### WORK REQUIRED
Count up the lines in the following listing that hold the word "spread", then give only that count.

### PROVIDED DATA
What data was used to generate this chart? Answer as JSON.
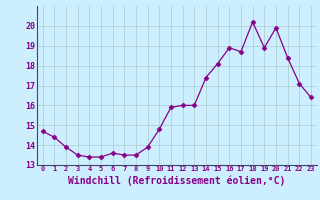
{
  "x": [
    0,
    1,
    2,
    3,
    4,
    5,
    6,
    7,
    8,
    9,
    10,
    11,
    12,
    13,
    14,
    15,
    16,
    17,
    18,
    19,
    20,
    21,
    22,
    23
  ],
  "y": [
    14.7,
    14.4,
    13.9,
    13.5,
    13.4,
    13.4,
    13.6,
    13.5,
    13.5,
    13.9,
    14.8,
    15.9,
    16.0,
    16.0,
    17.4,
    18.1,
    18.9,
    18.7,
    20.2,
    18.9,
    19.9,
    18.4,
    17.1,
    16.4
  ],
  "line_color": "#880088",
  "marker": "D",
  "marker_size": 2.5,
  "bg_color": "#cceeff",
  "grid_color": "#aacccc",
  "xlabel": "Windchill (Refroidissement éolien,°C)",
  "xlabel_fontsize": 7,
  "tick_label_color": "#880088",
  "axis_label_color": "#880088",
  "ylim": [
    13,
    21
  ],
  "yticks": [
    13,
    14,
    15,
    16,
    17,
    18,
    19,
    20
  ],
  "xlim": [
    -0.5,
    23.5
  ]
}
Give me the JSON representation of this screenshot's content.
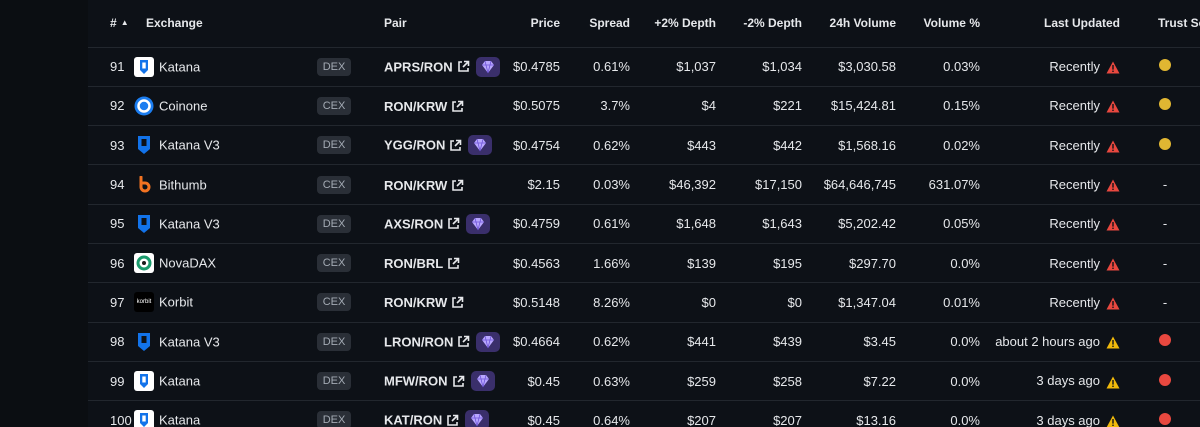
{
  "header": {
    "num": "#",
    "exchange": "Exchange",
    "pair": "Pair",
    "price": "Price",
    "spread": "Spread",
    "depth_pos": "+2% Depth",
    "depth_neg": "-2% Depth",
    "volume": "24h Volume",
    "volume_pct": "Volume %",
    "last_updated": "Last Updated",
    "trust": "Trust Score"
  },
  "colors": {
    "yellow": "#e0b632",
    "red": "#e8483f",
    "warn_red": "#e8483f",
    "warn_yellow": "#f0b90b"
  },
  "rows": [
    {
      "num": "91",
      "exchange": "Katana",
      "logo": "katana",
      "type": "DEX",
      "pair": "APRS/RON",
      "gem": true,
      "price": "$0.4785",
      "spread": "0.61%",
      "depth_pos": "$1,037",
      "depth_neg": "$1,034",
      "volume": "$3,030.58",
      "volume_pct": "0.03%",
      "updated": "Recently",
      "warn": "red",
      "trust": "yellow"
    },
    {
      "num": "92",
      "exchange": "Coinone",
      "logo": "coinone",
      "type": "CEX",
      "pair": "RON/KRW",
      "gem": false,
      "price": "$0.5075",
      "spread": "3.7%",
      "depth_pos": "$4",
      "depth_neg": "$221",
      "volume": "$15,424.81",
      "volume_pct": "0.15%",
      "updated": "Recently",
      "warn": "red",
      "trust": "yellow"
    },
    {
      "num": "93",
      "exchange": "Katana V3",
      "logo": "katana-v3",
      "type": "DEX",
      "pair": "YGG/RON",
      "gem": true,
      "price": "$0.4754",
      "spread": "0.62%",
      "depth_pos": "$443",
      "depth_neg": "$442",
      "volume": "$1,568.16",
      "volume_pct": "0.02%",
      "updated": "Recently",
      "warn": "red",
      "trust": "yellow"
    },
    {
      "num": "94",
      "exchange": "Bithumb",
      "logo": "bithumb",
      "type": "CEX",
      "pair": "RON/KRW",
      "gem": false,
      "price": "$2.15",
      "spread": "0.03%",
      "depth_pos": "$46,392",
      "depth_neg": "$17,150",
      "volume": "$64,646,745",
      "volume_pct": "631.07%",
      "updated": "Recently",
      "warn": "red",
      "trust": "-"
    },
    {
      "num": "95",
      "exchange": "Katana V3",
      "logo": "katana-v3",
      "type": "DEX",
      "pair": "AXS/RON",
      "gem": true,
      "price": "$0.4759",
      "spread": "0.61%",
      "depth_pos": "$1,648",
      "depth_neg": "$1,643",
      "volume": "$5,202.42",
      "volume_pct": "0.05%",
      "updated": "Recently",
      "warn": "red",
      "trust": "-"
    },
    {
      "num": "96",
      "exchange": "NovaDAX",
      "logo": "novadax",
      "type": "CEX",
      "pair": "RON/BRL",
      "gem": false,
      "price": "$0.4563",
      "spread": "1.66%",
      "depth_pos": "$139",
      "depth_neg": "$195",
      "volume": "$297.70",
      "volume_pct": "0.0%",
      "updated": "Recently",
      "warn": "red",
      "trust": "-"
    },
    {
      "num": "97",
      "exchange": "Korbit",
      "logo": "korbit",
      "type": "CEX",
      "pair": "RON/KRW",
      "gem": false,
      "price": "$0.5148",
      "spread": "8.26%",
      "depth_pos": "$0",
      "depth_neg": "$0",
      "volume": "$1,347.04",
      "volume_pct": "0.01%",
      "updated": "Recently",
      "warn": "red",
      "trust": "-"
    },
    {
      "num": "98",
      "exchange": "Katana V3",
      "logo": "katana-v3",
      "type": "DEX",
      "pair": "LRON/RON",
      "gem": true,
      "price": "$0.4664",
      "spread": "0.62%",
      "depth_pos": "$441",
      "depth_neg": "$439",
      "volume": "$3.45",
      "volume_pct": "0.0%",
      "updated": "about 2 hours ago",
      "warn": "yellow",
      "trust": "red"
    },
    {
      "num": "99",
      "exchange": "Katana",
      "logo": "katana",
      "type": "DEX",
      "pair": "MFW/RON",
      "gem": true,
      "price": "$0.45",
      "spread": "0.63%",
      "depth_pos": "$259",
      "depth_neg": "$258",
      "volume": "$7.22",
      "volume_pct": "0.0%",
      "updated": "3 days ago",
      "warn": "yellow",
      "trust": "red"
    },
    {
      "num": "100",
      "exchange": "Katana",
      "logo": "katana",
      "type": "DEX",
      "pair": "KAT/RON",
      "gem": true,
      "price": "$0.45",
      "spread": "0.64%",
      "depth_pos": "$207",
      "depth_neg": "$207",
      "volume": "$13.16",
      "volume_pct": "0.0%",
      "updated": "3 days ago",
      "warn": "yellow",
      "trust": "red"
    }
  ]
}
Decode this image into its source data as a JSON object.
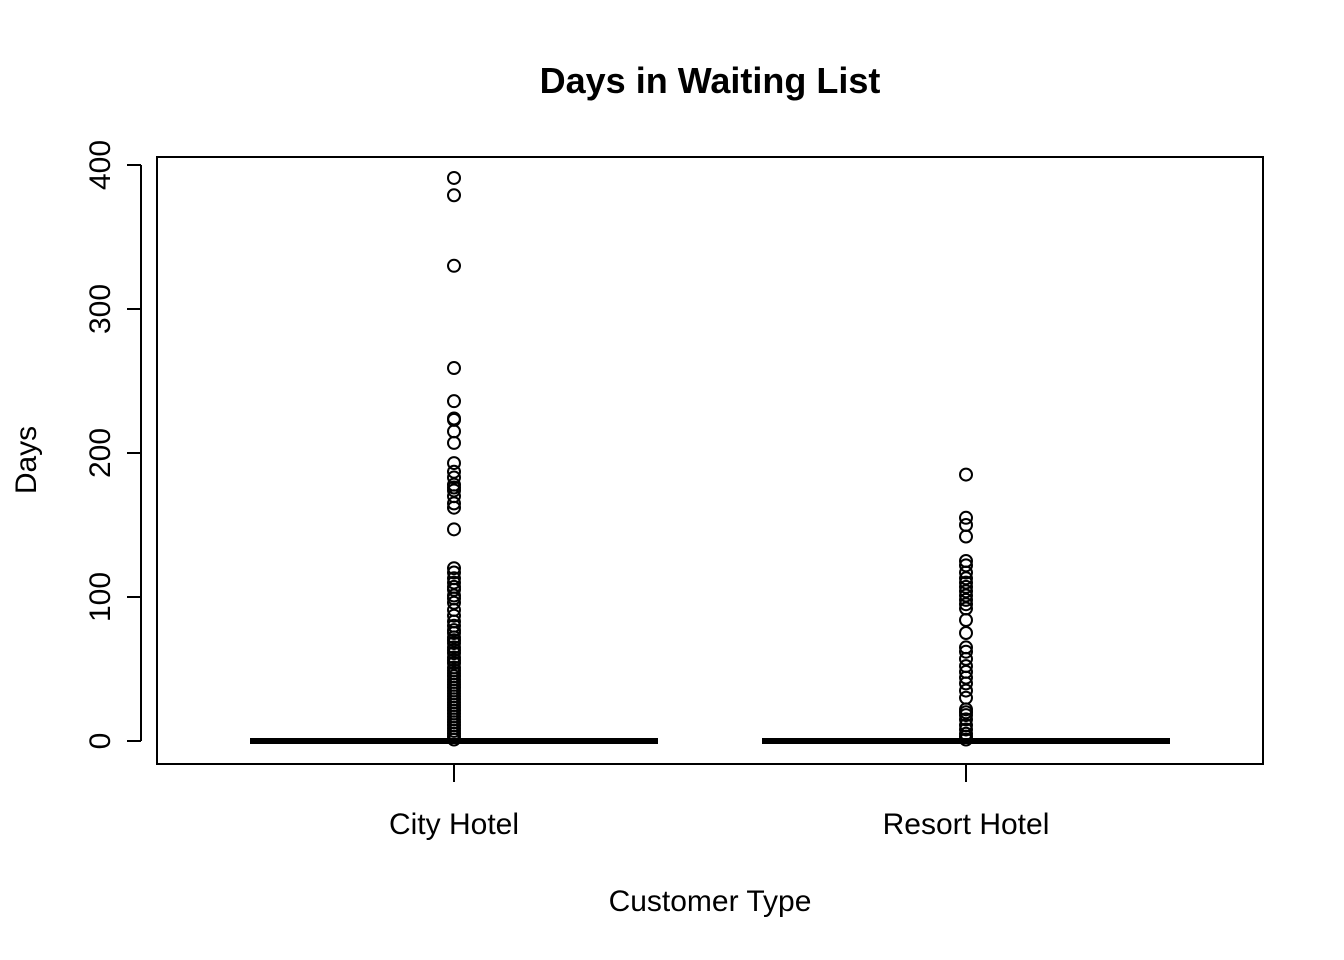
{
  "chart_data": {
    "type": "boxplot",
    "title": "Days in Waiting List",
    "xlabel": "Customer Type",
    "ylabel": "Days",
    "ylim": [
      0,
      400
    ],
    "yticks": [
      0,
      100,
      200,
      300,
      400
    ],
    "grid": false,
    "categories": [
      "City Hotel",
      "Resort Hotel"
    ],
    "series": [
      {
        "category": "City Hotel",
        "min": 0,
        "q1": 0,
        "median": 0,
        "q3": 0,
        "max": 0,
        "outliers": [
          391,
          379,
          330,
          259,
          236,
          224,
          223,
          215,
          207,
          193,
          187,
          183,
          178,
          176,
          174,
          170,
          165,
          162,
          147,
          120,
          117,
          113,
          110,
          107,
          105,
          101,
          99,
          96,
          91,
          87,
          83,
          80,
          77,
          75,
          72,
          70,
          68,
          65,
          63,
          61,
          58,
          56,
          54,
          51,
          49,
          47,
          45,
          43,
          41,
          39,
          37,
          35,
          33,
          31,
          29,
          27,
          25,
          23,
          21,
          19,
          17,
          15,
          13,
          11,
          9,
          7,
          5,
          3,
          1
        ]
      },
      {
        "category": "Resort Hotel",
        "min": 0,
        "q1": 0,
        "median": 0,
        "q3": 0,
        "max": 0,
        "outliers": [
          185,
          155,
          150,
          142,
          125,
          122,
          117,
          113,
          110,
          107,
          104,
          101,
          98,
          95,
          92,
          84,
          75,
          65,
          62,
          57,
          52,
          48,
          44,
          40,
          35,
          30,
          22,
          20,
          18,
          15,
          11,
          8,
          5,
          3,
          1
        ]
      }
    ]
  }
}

### FINISHED TASK
11